*What is required*:
Copy all lines in which the word "Toncoin" can be found.

*Provided data*:
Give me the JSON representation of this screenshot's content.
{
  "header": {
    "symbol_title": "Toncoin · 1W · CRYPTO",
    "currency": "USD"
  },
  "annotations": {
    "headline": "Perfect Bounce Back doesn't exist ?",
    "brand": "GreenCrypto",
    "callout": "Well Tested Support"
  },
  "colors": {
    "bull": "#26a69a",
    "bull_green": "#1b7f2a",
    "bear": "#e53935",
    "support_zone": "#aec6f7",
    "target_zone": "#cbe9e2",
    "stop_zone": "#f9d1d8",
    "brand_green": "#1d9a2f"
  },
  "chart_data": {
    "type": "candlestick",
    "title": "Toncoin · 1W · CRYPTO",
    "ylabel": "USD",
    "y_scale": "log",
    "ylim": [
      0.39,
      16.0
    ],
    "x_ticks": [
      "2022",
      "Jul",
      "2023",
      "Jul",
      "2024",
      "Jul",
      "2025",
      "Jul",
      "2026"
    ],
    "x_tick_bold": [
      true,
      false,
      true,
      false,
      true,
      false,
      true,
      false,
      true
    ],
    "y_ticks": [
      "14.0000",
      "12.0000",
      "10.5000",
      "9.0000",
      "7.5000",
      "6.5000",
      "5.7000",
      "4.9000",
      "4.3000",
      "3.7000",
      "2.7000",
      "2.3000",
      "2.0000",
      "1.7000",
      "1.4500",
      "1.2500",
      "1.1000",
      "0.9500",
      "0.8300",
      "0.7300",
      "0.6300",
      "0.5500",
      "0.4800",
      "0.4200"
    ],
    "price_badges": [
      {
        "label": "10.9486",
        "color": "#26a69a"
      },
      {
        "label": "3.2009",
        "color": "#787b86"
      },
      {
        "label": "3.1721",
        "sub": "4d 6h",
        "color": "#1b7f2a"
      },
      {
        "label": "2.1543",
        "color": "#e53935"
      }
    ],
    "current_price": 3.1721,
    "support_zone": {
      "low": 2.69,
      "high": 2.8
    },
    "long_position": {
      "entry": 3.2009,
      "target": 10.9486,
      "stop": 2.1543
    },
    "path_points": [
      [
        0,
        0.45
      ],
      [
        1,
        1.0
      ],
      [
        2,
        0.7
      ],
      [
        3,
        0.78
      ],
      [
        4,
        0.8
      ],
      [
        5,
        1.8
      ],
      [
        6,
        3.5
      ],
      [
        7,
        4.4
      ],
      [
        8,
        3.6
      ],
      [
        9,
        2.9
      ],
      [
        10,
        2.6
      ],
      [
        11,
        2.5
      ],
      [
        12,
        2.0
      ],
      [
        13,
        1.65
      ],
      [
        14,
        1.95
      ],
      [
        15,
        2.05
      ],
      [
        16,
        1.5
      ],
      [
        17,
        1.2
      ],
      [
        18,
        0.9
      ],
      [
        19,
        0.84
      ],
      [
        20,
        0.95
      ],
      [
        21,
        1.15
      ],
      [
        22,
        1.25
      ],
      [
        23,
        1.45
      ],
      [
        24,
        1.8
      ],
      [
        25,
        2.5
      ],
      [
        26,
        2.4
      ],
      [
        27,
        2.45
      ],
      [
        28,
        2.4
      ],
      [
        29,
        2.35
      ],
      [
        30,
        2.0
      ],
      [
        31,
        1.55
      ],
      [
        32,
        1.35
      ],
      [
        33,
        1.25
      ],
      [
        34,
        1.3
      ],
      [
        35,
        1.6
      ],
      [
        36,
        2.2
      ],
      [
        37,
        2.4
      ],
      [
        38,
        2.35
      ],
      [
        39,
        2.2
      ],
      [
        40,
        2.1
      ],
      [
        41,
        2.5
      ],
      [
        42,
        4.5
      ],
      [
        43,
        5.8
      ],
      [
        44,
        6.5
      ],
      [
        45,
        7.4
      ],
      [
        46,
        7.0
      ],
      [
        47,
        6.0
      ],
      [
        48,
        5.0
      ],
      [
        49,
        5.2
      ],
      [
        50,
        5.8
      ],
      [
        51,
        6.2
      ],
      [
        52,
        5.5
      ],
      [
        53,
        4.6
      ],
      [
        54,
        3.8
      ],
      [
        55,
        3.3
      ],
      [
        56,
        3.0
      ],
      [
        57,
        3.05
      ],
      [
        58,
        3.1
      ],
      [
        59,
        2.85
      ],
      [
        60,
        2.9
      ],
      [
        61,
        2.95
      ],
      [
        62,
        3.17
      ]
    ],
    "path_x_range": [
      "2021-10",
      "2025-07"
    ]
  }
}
==
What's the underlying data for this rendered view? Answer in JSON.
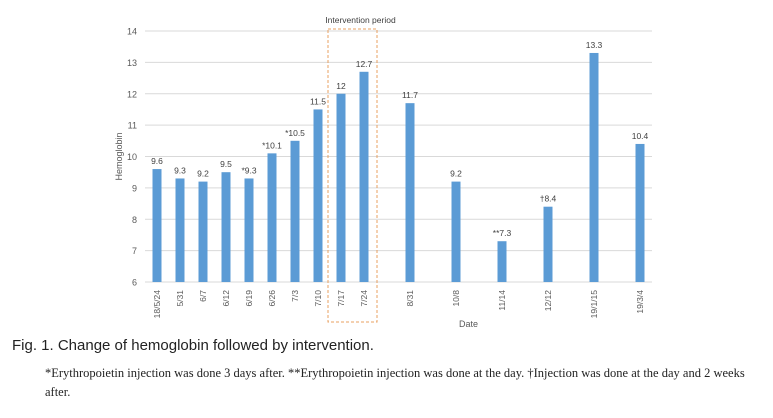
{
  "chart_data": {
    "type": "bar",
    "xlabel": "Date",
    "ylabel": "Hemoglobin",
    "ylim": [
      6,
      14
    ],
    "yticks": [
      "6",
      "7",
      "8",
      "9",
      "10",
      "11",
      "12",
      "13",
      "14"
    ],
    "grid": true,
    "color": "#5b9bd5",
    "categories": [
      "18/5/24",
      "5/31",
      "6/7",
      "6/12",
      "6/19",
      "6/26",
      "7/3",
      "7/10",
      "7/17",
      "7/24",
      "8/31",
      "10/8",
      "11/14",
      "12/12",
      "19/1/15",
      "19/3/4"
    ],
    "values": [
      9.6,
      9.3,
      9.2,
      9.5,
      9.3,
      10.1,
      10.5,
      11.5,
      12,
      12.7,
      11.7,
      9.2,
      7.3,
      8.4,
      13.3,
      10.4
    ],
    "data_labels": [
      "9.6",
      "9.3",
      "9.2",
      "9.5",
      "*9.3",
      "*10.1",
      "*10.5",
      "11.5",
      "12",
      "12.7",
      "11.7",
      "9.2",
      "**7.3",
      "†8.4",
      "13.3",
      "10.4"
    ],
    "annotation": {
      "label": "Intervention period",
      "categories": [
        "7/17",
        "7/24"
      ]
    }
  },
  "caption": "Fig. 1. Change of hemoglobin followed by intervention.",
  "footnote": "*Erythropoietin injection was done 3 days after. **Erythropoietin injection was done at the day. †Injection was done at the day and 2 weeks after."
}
==
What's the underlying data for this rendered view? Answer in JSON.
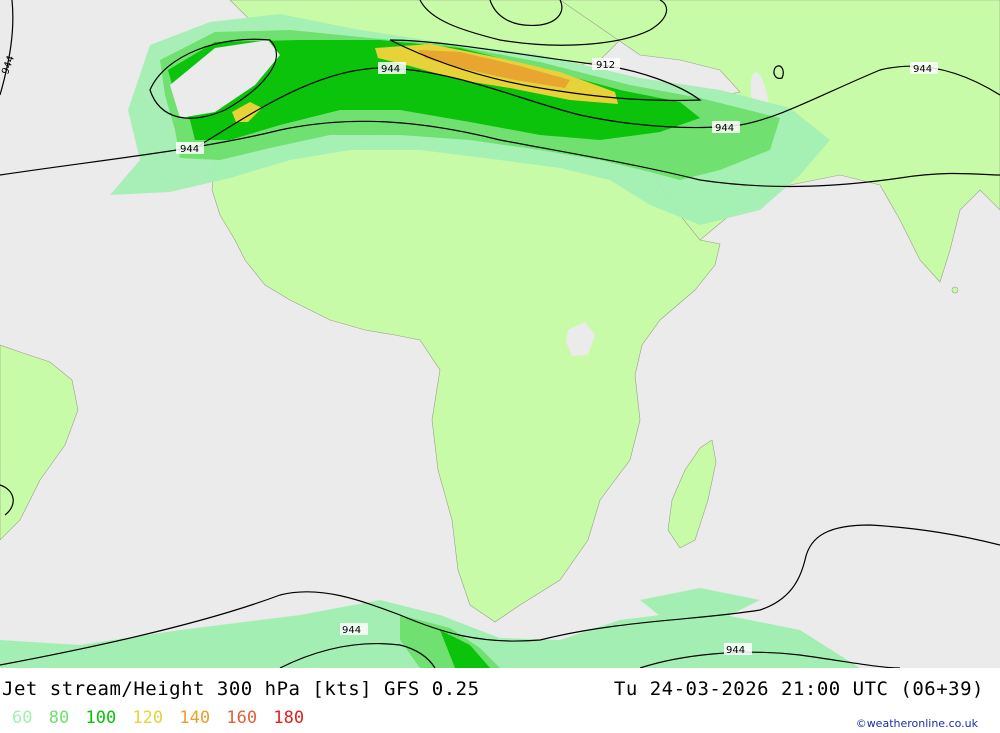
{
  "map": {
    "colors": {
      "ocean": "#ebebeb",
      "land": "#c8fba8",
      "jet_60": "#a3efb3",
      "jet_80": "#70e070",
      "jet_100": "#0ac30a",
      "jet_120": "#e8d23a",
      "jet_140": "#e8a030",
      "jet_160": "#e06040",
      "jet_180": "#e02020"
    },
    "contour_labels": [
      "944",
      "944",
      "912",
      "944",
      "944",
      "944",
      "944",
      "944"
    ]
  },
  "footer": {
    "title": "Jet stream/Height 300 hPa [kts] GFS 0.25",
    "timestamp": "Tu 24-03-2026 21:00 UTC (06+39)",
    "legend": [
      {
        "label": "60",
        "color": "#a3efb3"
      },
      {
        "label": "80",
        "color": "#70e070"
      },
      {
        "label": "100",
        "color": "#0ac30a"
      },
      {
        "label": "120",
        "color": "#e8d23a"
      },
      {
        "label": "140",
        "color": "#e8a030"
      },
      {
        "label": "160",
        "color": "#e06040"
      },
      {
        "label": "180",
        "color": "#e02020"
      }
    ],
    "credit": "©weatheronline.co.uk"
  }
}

*Answer below*:
    "symbol_title": "Toncoin · 1W · CRYPTO",
    "title": "Toncoin · 1W · CRYPTO",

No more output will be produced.